+++ Data provided

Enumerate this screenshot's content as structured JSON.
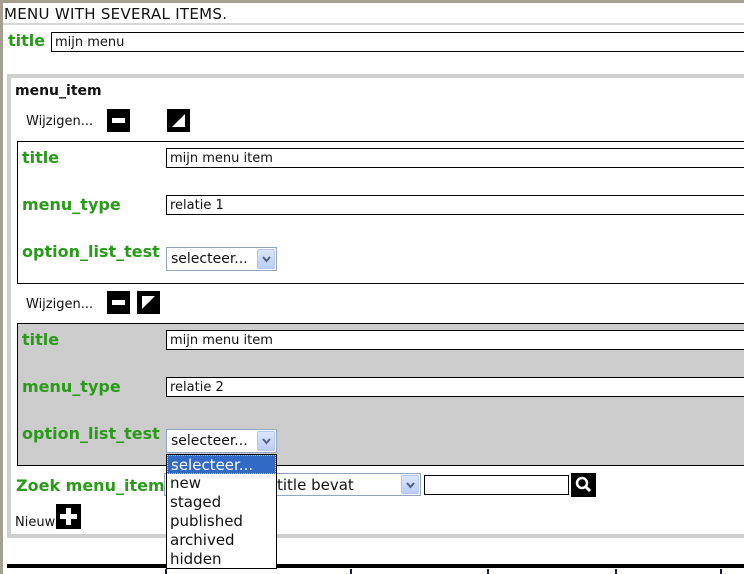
{
  "page": {
    "heading": "MENU WITH SEVERAL ITEMS."
  },
  "menu": {
    "title_label": "title",
    "title_value": "mijn menu"
  },
  "menu_item_section": {
    "heading": "menu_item",
    "items": [
      {
        "edit_label": "Wijzigen...",
        "fields": {
          "title_label": "title",
          "title_value": "mijn menu item",
          "menu_type_label": "menu_type",
          "menu_type_value": "relatie 1",
          "option_list_label": "option_list_test",
          "option_list_value": "selecteer..."
        }
      },
      {
        "edit_label": "Wijzigen...",
        "fields": {
          "title_label": "title",
          "title_value": "mijn menu item",
          "menu_type_label": "menu_type",
          "menu_type_value": "relatie 2",
          "option_list_label": "option_list_test",
          "option_list_value": "selecteer..."
        }
      }
    ],
    "dropdown_options": [
      "selecteer...",
      "new",
      "staged",
      "published",
      "archived",
      "hidden"
    ],
    "dropdown_selected": "selecteer...",
    "search": {
      "label": "Zoek menu_item",
      "criteria_value": "title bevat",
      "query_value": ""
    },
    "new_label": "Nieuw"
  },
  "icons": {
    "collapse": "minus-icon",
    "toggle": "corner-triangle-icon",
    "search": "magnifier-icon",
    "add": "plus-icon"
  },
  "colors": {
    "label_green": "#2a9a1a",
    "highlight_blue": "#316ac5",
    "panel_gray": "#cccccc"
  }
}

++++++

Stated problem: Transcribe every line from the records above without alteration, and leave out the images.

The output:
Enumerate this screenshot's content as structured JSON.
{
  "page": {
    "heading": "MENU WITH SEVERAL ITEMS."
  },
  "menu": {
    "title_label": "title",
    "title_value": "mijn menu"
  },
  "menu_item_section": {
    "heading": "menu_item",
    "items": [
      {
        "edit_label": "Wijzigen...",
        "fields": {
          "title_label": "title",
          "title_value": "mijn menu item",
          "menu_type_label": "menu_type",
          "menu_type_value": "relatie 1",
          "option_list_label": "option_list_test",
          "option_list_value": "selecteer..."
        }
      },
      {
        "edit_label": "Wijzigen...",
        "fields": {
          "title_label": "title",
          "title_value": "mijn menu item",
          "menu_type_label": "menu_type",
          "menu_type_value": "relatie 2",
          "option_list_label": "option_list_test",
          "option_list_value": "selecteer..."
        }
      }
    ],
    "dropdown_options": [
      "selecteer...",
      "new",
      "staged",
      "published",
      "archived",
      "hidden"
    ],
    "dropdown_selected": "selecteer...",
    "search": {
      "label": "Zoek menu_item",
      "criteria_value": "title bevat",
      "query_value": ""
    },
    "new_label": "Nieuw"
  },
  "icons": {
    "collapse": "minus-icon",
    "toggle": "corner-triangle-icon",
    "search": "magnifier-icon",
    "add": "plus-icon"
  },
  "colors": {
    "label_green": "#2a9a1a",
    "highlight_blue": "#316ac5",
    "panel_gray": "#cccccc"
  }
}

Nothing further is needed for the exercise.